[Collected data]
>> begin

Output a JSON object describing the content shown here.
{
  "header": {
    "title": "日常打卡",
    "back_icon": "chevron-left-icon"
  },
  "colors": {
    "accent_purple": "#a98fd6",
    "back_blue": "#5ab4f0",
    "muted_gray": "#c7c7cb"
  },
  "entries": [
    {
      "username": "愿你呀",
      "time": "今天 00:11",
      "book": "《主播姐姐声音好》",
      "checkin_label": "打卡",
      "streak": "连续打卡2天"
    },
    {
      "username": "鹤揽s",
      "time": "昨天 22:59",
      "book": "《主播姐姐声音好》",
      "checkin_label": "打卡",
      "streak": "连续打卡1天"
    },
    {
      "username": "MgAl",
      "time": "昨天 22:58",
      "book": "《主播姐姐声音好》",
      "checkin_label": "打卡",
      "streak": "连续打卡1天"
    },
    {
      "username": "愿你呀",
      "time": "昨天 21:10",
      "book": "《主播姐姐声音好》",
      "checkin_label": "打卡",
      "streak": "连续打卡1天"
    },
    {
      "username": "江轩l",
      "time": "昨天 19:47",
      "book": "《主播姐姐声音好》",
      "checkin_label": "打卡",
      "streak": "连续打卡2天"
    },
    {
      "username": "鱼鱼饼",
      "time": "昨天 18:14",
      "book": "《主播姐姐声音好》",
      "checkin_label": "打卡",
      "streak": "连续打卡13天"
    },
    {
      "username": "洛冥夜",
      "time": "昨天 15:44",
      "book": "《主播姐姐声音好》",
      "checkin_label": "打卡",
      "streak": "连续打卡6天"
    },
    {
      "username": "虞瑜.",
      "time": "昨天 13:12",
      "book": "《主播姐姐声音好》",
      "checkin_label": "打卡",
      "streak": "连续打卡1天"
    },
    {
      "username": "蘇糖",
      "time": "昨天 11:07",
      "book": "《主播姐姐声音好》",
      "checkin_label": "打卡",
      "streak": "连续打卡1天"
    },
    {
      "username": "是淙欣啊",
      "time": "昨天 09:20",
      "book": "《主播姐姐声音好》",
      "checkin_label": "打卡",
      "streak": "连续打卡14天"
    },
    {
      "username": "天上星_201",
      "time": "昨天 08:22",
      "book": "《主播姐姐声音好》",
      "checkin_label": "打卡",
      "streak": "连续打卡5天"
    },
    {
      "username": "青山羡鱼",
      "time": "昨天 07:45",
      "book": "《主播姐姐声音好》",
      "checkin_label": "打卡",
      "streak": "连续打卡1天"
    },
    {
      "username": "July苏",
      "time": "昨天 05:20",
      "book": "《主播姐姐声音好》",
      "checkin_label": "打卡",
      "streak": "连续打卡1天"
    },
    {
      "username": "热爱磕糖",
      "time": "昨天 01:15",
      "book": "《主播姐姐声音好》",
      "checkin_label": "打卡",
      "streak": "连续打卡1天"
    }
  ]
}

>> end

> **Exercise requirements**
Retype the entries exactly, including every line.

> **Completed exercise**
Output a JSON object describing the content shown here.
{
  "header": {
    "title": "日常打卡",
    "back_icon": "chevron-left-icon"
  },
  "colors": {
    "accent_purple": "#a98fd6",
    "back_blue": "#5ab4f0",
    "muted_gray": "#c7c7cb"
  },
  "entries": [
    {
      "username": "愿你呀",
      "time": "今天 00:11",
      "book": "《主播姐姐声音好》",
      "checkin_label": "打卡",
      "streak": "连续打卡2天"
    },
    {
      "username": "鹤揽s",
      "time": "昨天 22:59",
      "book": "《主播姐姐声音好》",
      "checkin_label": "打卡",
      "streak": "连续打卡1天"
    },
    {
      "username": "MgAl",
      "time": "昨天 22:58",
      "book": "《主播姐姐声音好》",
      "checkin_label": "打卡",
      "streak": "连续打卡1天"
    },
    {
      "username": "愿你呀",
      "time": "昨天 21:10",
      "book": "《主播姐姐声音好》",
      "checkin_label": "打卡",
      "streak": "连续打卡1天"
    },
    {
      "username": "江轩l",
      "time": "昨天 19:47",
      "book": "《主播姐姐声音好》",
      "checkin_label": "打卡",
      "streak": "连续打卡2天"
    },
    {
      "username": "鱼鱼饼",
      "time": "昨天 18:14",
      "book": "《主播姐姐声音好》",
      "checkin_label": "打卡",
      "streak": "连续打卡13天"
    },
    {
      "username": "洛冥夜",
      "time": "昨天 15:44",
      "book": "《主播姐姐声音好》",
      "checkin_label": "打卡",
      "streak": "连续打卡6天"
    },
    {
      "username": "虞瑜.",
      "time": "昨天 13:12",
      "book": "《主播姐姐声音好》",
      "checkin_label": "打卡",
      "streak": "连续打卡1天"
    },
    {
      "username": "蘇糖",
      "time": "昨天 11:07",
      "book": "《主播姐姐声音好》",
      "checkin_label": "打卡",
      "streak": "连续打卡1天"
    },
    {
      "username": "是淙欣啊",
      "time": "昨天 09:20",
      "book": "《主播姐姐声音好》",
      "checkin_label": "打卡",
      "streak": "连续打卡14天"
    },
    {
      "username": "天上星_201",
      "time": "昨天 08:22",
      "book": "《主播姐姐声音好》",
      "checkin_label": "打卡",
      "streak": "连续打卡5天"
    },
    {
      "username": "青山羡鱼",
      "time": "昨天 07:45",
      "book": "《主播姐姐声音好》",
      "checkin_label": "打卡",
      "streak": "连续打卡1天"
    },
    {
      "username": "July苏",
      "time": "昨天 05:20",
      "book": "《主播姐姐声音好》",
      "checkin_label": "打卡",
      "streak": "连续打卡1天"
    },
    {
      "username": "热爱磕糖",
      "time": "昨天 01:15",
      "book": "《主播姐姐声音好》",
      "checkin_label": "打卡",
      "streak": "连续打卡1天"
    }
  ]
}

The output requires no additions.